§ Exercise goal:
Records follow. Pull out every line that contains "elemento".

§ Working data:
#####

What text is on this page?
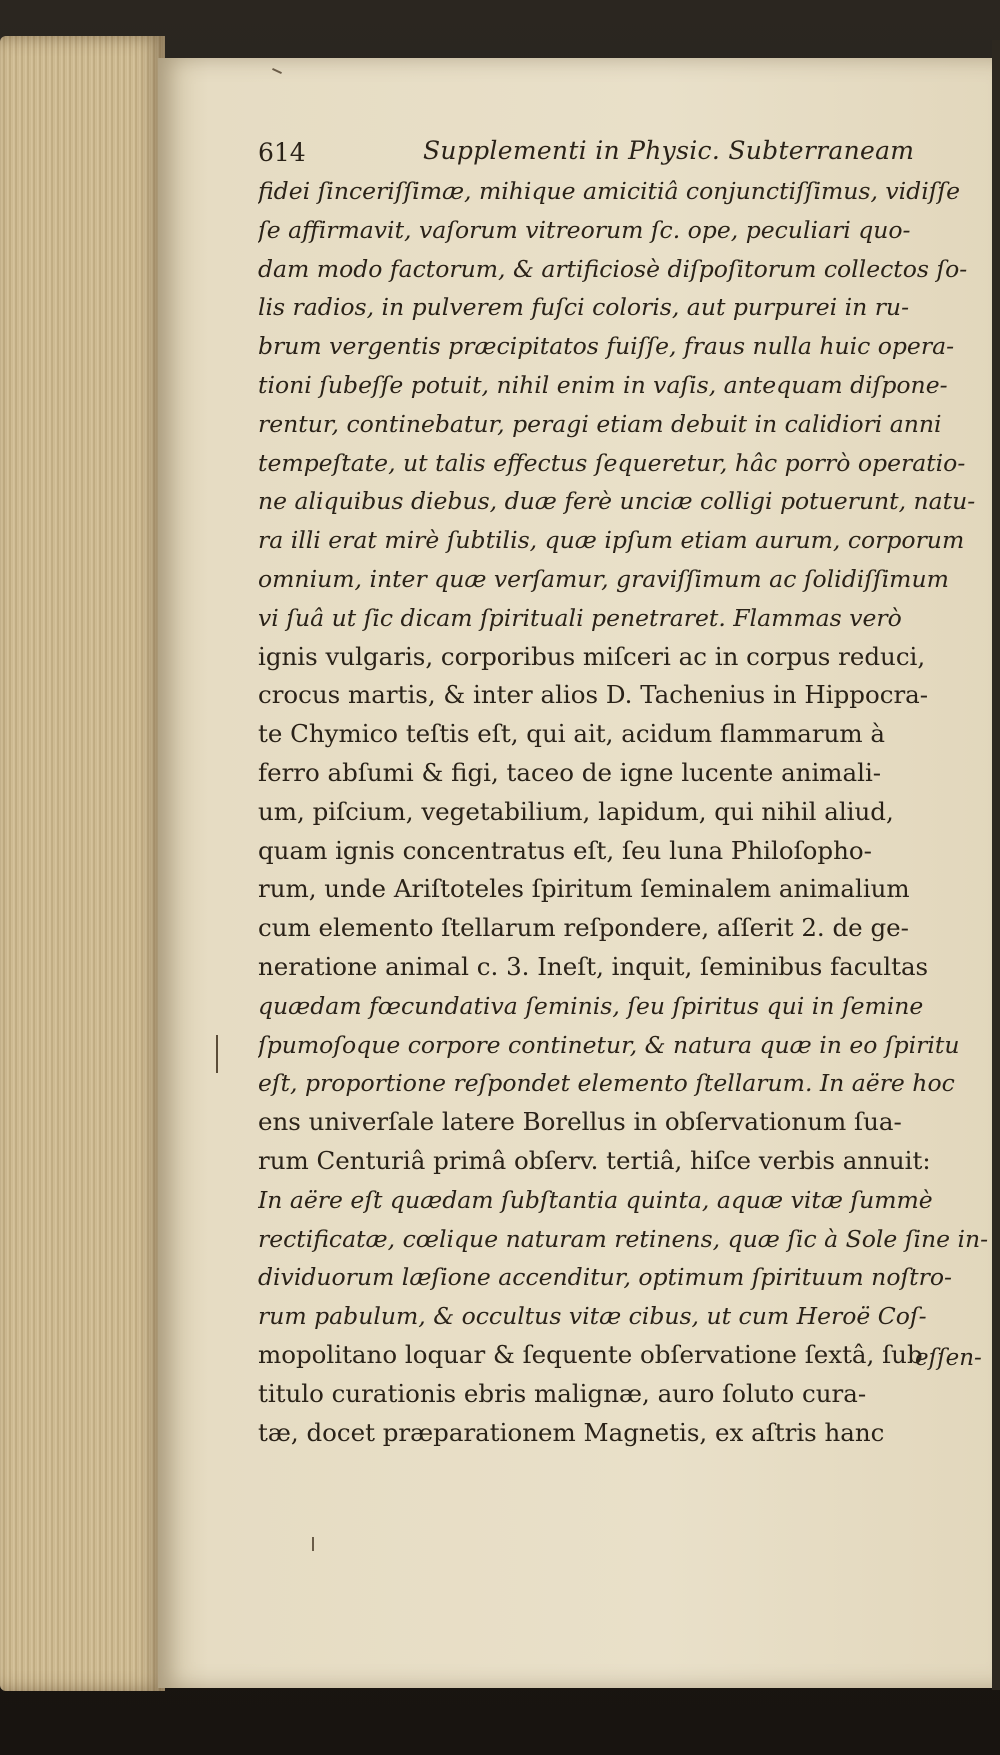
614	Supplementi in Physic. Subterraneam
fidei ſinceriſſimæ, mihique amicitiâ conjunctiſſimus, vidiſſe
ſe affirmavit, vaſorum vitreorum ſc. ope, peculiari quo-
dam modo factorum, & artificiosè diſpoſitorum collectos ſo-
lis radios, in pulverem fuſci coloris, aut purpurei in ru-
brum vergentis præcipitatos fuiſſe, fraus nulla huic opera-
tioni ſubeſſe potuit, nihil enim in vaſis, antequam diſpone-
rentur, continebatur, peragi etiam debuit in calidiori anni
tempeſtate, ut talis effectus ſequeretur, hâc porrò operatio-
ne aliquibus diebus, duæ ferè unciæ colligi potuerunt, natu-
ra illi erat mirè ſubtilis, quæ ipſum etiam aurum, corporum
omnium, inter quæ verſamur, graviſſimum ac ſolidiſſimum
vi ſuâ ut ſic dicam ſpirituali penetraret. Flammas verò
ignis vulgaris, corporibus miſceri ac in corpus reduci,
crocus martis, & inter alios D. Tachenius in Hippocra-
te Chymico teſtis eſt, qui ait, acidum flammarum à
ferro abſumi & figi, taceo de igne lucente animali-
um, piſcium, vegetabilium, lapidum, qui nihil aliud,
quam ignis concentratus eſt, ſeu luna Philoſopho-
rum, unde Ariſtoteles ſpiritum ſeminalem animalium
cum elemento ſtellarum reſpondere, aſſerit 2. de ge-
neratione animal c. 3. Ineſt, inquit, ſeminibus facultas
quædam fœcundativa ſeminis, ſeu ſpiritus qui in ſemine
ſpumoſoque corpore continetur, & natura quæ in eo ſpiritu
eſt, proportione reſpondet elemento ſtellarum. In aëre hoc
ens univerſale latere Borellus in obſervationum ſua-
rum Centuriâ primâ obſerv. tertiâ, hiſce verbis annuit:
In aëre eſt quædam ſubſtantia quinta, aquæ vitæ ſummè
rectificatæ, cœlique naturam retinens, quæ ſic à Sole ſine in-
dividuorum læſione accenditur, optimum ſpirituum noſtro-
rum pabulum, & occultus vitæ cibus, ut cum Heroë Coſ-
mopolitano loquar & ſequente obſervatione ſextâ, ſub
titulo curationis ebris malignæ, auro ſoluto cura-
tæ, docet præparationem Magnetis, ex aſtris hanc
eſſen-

#####

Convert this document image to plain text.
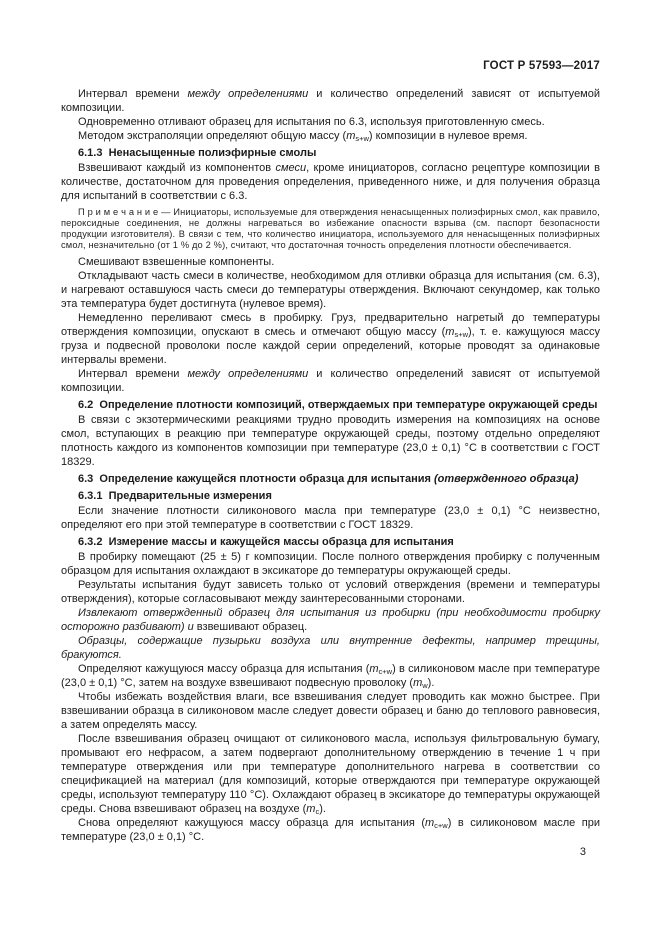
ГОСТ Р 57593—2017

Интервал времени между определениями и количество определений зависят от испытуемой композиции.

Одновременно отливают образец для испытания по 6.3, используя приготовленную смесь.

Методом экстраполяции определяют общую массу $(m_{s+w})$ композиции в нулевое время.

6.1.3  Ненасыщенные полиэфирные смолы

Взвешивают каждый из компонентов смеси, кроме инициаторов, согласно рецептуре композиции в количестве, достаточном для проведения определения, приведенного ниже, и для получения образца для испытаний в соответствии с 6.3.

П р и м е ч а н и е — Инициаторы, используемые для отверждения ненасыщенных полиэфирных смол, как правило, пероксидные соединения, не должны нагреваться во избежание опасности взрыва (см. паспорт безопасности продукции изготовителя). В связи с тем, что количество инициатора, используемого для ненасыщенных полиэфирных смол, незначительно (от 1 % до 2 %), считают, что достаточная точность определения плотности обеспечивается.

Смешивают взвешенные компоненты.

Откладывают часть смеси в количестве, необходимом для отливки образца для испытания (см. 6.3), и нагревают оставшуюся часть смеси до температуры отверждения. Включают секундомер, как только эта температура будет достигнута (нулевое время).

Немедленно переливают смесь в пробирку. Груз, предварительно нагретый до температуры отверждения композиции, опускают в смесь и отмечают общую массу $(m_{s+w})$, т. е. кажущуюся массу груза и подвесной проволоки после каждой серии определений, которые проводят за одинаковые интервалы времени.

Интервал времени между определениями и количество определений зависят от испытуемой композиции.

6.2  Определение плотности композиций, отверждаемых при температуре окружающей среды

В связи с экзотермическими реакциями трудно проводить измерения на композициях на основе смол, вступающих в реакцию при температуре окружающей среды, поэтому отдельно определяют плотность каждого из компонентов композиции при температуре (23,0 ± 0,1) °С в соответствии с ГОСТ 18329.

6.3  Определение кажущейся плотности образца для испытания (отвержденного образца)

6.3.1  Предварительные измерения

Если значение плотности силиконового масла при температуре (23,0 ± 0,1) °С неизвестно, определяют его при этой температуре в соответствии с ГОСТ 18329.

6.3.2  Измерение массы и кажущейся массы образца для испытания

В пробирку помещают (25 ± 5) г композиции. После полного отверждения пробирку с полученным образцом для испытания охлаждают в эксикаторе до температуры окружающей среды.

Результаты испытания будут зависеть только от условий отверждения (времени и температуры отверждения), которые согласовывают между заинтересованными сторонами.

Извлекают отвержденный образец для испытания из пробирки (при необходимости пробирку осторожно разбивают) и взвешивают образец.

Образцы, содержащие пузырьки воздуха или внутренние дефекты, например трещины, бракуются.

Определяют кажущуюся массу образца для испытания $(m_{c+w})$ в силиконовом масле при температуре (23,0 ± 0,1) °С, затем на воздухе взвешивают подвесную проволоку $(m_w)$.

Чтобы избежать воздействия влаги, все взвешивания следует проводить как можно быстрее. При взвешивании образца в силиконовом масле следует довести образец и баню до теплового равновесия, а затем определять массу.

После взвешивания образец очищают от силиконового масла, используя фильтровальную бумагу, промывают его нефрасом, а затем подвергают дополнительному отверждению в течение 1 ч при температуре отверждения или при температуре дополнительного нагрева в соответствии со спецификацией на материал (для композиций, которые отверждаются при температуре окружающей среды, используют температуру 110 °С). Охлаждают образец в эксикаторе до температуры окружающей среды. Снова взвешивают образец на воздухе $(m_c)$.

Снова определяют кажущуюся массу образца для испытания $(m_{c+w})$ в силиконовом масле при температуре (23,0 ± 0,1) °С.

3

#####

§ Task response:
cum elemento ſtellarum reſpondere, aſſerit 2. de ge-
eſt, proportione reſpondet elemento ſtellarum. In aëre hoc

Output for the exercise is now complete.